* start TASK INPUT *

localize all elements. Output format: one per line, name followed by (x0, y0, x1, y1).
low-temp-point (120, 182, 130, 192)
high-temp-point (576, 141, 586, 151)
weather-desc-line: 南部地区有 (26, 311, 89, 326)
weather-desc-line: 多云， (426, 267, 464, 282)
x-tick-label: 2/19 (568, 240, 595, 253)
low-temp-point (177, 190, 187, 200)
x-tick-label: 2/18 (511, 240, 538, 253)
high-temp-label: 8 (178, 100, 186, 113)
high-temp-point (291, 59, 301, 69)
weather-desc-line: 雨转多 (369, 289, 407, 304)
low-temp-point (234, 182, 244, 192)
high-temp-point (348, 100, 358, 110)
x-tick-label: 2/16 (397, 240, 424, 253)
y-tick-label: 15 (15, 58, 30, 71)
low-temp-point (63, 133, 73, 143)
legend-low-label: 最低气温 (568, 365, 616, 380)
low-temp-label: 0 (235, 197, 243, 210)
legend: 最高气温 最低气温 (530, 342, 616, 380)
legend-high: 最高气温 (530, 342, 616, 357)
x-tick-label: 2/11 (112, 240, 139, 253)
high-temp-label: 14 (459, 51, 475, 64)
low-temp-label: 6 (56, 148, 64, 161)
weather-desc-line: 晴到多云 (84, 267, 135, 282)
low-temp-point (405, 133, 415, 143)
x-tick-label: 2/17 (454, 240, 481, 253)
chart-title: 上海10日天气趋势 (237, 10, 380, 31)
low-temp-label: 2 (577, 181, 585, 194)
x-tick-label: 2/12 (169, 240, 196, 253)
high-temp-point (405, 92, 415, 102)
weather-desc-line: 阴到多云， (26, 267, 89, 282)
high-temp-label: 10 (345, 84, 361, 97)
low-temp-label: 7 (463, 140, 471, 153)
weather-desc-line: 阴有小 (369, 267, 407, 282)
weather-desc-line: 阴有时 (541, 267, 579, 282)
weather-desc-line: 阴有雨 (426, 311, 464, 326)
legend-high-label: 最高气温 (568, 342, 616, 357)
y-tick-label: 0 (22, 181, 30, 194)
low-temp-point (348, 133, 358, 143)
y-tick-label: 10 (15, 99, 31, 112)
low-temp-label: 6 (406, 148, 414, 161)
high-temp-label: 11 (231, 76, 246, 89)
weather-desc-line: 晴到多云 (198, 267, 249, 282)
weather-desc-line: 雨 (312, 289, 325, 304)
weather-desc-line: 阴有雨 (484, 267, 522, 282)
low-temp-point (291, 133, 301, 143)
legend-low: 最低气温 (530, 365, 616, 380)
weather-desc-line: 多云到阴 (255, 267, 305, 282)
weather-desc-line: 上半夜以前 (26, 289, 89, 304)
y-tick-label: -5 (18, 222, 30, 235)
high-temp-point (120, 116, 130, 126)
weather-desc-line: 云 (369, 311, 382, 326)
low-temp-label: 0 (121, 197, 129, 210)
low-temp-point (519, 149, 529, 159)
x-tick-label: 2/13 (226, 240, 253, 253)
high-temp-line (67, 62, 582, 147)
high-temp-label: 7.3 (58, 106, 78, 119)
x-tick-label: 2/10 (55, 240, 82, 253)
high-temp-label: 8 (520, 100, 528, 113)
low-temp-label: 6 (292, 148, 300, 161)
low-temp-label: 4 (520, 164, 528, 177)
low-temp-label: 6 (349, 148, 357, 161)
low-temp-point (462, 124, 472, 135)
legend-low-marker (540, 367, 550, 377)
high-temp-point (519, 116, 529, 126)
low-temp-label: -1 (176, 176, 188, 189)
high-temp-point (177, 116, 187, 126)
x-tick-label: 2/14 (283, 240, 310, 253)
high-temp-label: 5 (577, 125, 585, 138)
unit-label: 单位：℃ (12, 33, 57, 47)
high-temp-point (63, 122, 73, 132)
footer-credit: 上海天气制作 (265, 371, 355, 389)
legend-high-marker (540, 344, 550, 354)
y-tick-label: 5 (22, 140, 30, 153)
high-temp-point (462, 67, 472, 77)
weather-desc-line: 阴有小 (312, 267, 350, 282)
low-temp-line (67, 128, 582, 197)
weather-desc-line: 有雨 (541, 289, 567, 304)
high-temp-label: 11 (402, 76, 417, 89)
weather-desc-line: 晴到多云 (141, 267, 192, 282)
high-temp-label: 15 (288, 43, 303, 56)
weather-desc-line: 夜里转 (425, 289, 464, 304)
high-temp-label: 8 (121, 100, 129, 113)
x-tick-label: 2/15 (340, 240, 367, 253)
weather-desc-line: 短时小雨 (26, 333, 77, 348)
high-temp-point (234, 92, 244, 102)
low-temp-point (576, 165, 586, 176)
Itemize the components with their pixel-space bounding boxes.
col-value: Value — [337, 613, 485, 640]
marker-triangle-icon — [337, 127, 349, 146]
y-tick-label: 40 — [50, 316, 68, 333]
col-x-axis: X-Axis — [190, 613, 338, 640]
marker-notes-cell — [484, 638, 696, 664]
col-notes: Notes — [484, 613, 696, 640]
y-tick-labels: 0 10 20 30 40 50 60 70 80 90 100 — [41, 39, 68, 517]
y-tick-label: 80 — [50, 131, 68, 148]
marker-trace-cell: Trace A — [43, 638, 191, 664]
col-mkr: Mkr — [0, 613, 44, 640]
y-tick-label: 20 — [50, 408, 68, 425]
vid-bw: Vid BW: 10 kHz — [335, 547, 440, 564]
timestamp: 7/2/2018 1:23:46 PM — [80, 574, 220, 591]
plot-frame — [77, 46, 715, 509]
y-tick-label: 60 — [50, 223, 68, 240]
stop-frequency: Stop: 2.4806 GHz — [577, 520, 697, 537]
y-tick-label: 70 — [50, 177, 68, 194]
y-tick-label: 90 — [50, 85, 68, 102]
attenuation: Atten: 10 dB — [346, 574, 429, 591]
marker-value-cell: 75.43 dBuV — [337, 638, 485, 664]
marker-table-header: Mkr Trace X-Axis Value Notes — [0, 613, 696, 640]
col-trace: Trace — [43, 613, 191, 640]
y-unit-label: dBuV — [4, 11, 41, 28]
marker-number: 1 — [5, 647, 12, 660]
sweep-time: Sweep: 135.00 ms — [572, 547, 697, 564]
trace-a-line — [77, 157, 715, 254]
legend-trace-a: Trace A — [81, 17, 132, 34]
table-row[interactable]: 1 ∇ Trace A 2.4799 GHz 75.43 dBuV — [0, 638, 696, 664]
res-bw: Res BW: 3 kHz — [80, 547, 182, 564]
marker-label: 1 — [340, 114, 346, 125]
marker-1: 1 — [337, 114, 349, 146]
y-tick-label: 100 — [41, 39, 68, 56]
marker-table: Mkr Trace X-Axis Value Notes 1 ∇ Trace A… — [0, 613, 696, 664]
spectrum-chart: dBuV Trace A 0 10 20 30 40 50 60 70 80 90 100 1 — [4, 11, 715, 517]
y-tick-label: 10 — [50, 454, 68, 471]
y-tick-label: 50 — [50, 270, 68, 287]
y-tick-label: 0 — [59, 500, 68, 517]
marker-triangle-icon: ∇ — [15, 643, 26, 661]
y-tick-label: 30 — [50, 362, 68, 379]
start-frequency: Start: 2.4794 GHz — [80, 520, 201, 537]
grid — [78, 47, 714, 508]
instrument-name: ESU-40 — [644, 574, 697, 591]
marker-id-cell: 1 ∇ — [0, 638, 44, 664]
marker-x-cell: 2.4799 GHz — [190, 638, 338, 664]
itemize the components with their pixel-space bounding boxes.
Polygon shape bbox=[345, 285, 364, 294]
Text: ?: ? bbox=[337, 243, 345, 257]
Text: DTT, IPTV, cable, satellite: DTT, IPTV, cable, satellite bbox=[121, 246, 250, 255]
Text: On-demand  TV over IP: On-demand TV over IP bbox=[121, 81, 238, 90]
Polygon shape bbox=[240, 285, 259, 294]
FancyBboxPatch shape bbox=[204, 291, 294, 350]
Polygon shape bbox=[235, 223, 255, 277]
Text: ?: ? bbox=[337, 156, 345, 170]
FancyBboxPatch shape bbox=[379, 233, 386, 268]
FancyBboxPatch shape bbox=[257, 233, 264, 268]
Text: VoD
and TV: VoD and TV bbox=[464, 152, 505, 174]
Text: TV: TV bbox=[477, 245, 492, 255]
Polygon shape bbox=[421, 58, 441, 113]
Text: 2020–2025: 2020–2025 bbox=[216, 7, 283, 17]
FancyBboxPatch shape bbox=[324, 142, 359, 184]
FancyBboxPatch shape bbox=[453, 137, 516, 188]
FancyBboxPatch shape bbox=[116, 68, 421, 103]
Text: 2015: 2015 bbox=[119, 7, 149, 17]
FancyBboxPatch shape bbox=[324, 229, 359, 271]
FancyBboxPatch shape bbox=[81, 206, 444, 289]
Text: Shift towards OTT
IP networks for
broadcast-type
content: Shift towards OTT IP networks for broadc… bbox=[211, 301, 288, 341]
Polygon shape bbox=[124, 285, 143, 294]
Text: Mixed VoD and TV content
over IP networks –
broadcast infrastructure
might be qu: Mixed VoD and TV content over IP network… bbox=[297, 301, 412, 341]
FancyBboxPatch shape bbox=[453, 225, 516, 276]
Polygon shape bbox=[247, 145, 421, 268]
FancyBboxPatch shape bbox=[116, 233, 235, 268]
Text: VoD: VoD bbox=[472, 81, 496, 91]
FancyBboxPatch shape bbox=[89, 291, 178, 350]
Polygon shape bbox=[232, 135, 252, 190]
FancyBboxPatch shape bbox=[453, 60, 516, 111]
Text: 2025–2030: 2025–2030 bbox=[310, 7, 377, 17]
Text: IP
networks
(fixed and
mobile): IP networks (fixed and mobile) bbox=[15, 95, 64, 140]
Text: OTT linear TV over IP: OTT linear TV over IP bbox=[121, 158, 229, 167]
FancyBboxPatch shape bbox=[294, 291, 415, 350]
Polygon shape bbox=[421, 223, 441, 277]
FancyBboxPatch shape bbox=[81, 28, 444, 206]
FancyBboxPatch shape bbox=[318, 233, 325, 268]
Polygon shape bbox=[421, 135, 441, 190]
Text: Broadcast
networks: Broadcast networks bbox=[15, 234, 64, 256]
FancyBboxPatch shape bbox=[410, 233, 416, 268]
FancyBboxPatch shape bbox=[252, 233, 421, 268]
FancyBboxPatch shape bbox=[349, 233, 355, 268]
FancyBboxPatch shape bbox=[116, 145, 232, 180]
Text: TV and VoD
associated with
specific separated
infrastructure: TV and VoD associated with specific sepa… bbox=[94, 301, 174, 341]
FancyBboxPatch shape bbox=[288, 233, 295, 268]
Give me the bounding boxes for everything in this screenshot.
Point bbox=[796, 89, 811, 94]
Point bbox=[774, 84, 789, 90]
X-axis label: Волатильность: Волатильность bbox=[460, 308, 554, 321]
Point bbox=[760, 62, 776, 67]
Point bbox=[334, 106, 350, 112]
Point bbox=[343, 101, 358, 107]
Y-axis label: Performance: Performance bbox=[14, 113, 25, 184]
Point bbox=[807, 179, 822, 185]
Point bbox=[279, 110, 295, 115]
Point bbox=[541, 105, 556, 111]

* end TASK INPUT *

* _PROBLEM DESCRIPTION_
Lay out the lines from the start of the data through the line containing "high-temp-point (291, 59, 301, 69)", both ends included, as a JSON list of strings with one string per line and no blank lines.

* _RESPONSE TO THE TASK_
[
  "localize all elements. Output format: one per line, name followed by (x0, y0, x1, y1).",
  "low-temp-point (120, 182, 130, 192)",
  "high-temp-point (576, 141, 586, 151)",
  "weather-desc-line: 南部地区有 (26, 311, 89, 326)",
  "weather-desc-line: 多云， (426, 267, 464, 282)",
  "x-tick-label: 2/19 (568, 240, 595, 253)",
  "low-temp-point (177, 190, 187, 200)",
  "x-tick-label: 2/18 (511, 240, 538, 253)",
  "high-temp-label: 8 (178, 100, 186, 113)",
  "high-temp-point (291, 59, 301, 69)"
]